Scan the lines below for the word "талон". Copy each line you find it in.

::::

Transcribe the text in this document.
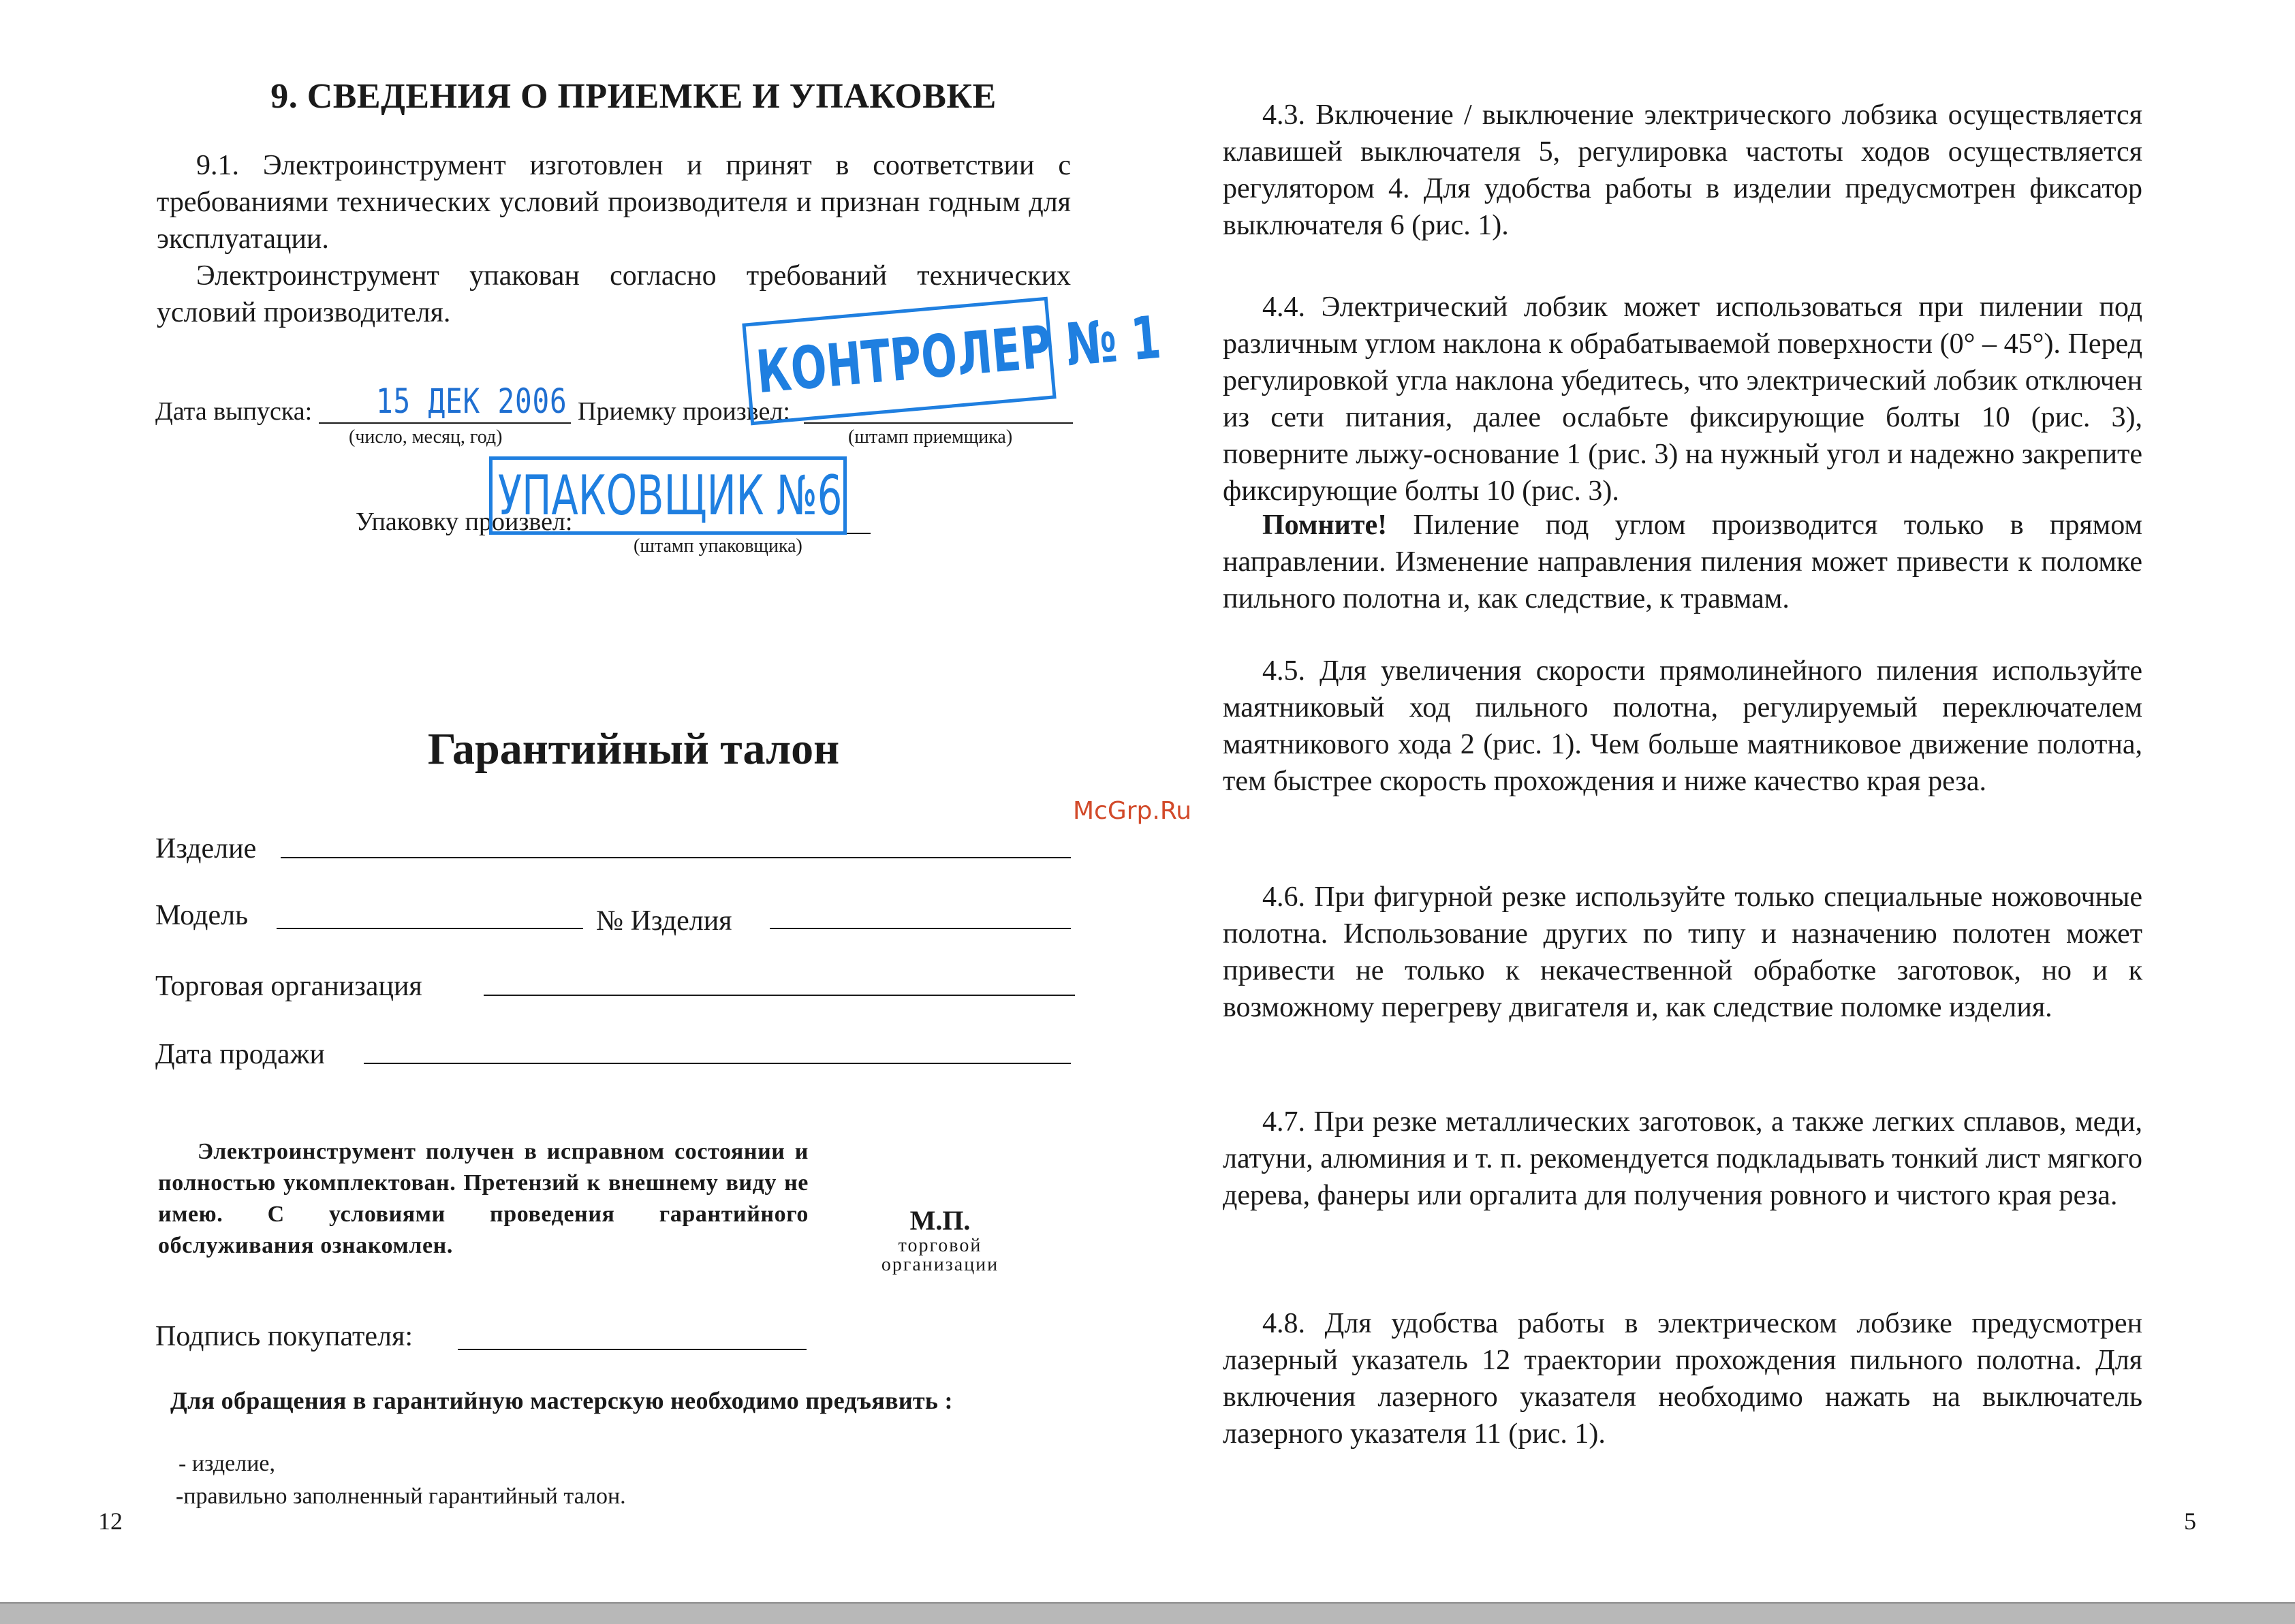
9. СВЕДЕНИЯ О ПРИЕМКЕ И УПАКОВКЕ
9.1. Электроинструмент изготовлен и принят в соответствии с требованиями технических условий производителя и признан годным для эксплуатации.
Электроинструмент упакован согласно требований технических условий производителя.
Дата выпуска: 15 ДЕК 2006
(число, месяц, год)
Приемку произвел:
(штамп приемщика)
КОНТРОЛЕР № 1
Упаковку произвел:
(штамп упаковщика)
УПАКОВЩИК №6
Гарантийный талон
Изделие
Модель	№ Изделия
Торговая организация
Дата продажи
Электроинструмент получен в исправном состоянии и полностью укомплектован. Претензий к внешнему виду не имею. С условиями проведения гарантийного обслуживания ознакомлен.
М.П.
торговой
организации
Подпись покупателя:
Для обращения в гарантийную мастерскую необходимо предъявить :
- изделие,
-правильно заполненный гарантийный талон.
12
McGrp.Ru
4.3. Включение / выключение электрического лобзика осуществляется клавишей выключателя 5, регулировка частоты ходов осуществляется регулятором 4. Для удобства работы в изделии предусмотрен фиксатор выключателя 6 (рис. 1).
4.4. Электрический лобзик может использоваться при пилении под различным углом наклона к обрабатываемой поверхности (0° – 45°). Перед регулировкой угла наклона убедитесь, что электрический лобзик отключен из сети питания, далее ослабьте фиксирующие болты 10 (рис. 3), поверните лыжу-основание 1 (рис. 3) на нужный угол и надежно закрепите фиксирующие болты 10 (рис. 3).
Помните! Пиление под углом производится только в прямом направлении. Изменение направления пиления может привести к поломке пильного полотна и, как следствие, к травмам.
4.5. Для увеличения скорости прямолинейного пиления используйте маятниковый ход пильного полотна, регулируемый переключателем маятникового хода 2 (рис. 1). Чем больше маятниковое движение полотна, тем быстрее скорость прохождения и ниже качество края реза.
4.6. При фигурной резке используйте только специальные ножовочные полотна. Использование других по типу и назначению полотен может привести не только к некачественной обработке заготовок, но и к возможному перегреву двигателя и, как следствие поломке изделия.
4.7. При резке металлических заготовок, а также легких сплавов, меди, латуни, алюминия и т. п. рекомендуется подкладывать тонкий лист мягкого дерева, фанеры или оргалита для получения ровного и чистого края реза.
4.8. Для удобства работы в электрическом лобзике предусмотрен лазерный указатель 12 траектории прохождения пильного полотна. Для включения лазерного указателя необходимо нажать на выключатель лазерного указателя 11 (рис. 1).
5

::::

» Response
Гарантийный талон
-правильно заполненный гарантийный талон.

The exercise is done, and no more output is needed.